··· Working data
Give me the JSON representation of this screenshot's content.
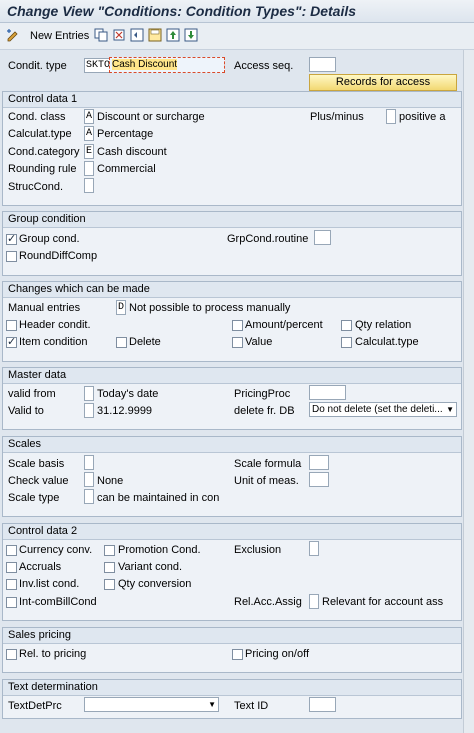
{
  "title": "Change View \"Conditions: Condition Types\": Details",
  "toolbar": {
    "new_entries": "New Entries"
  },
  "header": {
    "condit_type_label": "Condit. type",
    "condit_type_code": "SKTO",
    "condit_type_name": "Cash Discount",
    "access_seq_label": "Access seq.",
    "records_button": "Records for access"
  },
  "control1": {
    "title": "Control data 1",
    "cond_class_label": "Cond. class",
    "cond_class_val": "A",
    "cond_class_text": "Discount or surcharge",
    "plus_minus_label": "Plus/minus",
    "plus_minus_text": "positive a",
    "calculat_label": "Calculat.type",
    "calculat_val": "A",
    "calculat_text": "Percentage",
    "cond_category_label": "Cond.category",
    "cond_category_val": "E",
    "cond_category_text": "Cash discount",
    "rounding_label": "Rounding rule",
    "rounding_text": "Commercial",
    "struc_label": "StrucCond."
  },
  "group_condition": {
    "title": "Group condition",
    "group_cond": "Group cond.",
    "grp_routine": "GrpCond.routine",
    "round_diff": "RoundDiffComp"
  },
  "changes": {
    "title": "Changes which can be made",
    "manual_label": "Manual entries",
    "manual_val": "D",
    "manual_text": "Not possible to process manually",
    "header_condit": "Header condit.",
    "amount_percent": "Amount/percent",
    "qty_relation": "Qty relation",
    "item_condition": "Item condition",
    "delete": "Delete",
    "value": "Value",
    "calculat_type": "Calculat.type"
  },
  "master": {
    "title": "Master data",
    "valid_from_label": "valid from",
    "valid_from_text": "Today's date",
    "pricing_proc_label": "PricingProc",
    "valid_to_label": "Valid to",
    "valid_to_val": "31.12.9999",
    "delete_db_label": "delete fr. DB",
    "delete_db_val": "Do not delete (set the deleti..."
  },
  "scales": {
    "title": "Scales",
    "scale_basis": "Scale basis",
    "scale_formula": "Scale formula",
    "check_value": "Check value",
    "check_value_text": "None",
    "unit_meas": "Unit of meas.",
    "scale_type": "Scale type",
    "scale_type_text": "can be maintained in con"
  },
  "control2": {
    "title": "Control data 2",
    "currency_conv": "Currency conv.",
    "promotion_cond": "Promotion Cond.",
    "exclusion": "Exclusion",
    "accruals": "Accruals",
    "variant_cond": "Variant cond.",
    "invlist_cond": "Inv.list cond.",
    "qty_conversion": "Qty conversion",
    "intcom": "Int-comBillCond",
    "relacc_label": "Rel.Acc.Assig",
    "relacc_text": "Relevant for account ass"
  },
  "sales": {
    "title": "Sales pricing",
    "rel_pricing": "Rel. to pricing",
    "pricing_onoff": "Pricing on/off"
  },
  "textdet": {
    "title": "Text determination",
    "textdetprc": "TextDetPrc",
    "text_id": "Text ID"
  }
}
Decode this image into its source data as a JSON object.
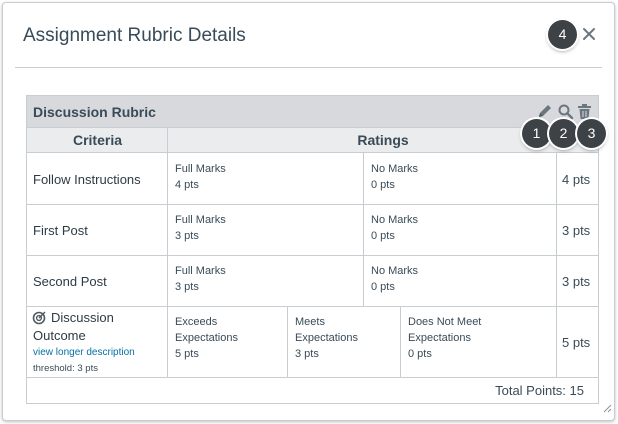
{
  "dialog": {
    "title": "Assignment Rubric Details"
  },
  "callouts": [
    "1",
    "2",
    "3",
    "4"
  ],
  "rubric": {
    "name": "Discussion Rubric",
    "headers": {
      "criteria": "Criteria",
      "ratings": "Ratings"
    },
    "rows": [
      {
        "name": "Follow Instructions",
        "ratings": [
          {
            "title": "Full Marks",
            "points": "4 pts"
          },
          {
            "title": "No Marks",
            "points": "0 pts"
          }
        ],
        "points": "4 pts"
      },
      {
        "name": "First Post",
        "ratings": [
          {
            "title": "Full Marks",
            "points": "3 pts"
          },
          {
            "title": "No Marks",
            "points": "0 pts"
          }
        ],
        "points": "3 pts"
      },
      {
        "name": "Second Post",
        "ratings": [
          {
            "title": "Full Marks",
            "points": "3 pts"
          },
          {
            "title": "No Marks",
            "points": "0 pts"
          }
        ],
        "points": "3 pts"
      },
      {
        "name_line1": "Discussion",
        "name_line2": "Outcome",
        "link": "view longer description",
        "threshold": "threshold: 3 pts",
        "ratings": [
          {
            "title_line1": "Exceeds",
            "title_line2": "Expectations",
            "points": "5 pts"
          },
          {
            "title_line1": "Meets",
            "title_line2": "Expectations",
            "points": "3 pts"
          },
          {
            "title_line1": "Does Not Meet",
            "title_line2": "Expectations",
            "points": "0 pts"
          }
        ],
        "points": "5 pts"
      }
    ],
    "total": "Total Points: 15"
  },
  "icons": [
    "pencil-icon",
    "search-icon",
    "trash-icon",
    "close-icon",
    "outcome-target-icon",
    "resize-grip-icon"
  ],
  "colors": {
    "header_bg": "#d8d9dc",
    "subheader_bg": "#ebeced",
    "border": "#c7cdd1",
    "link": "#0770a3",
    "callout": "#3d4246"
  }
}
······
Aim
Leave out every line without the string "Cash" and copy the rest.

Exercise output
    "condit_type_name": "Cash Discount",
    "cond_category_text": "Cash discount",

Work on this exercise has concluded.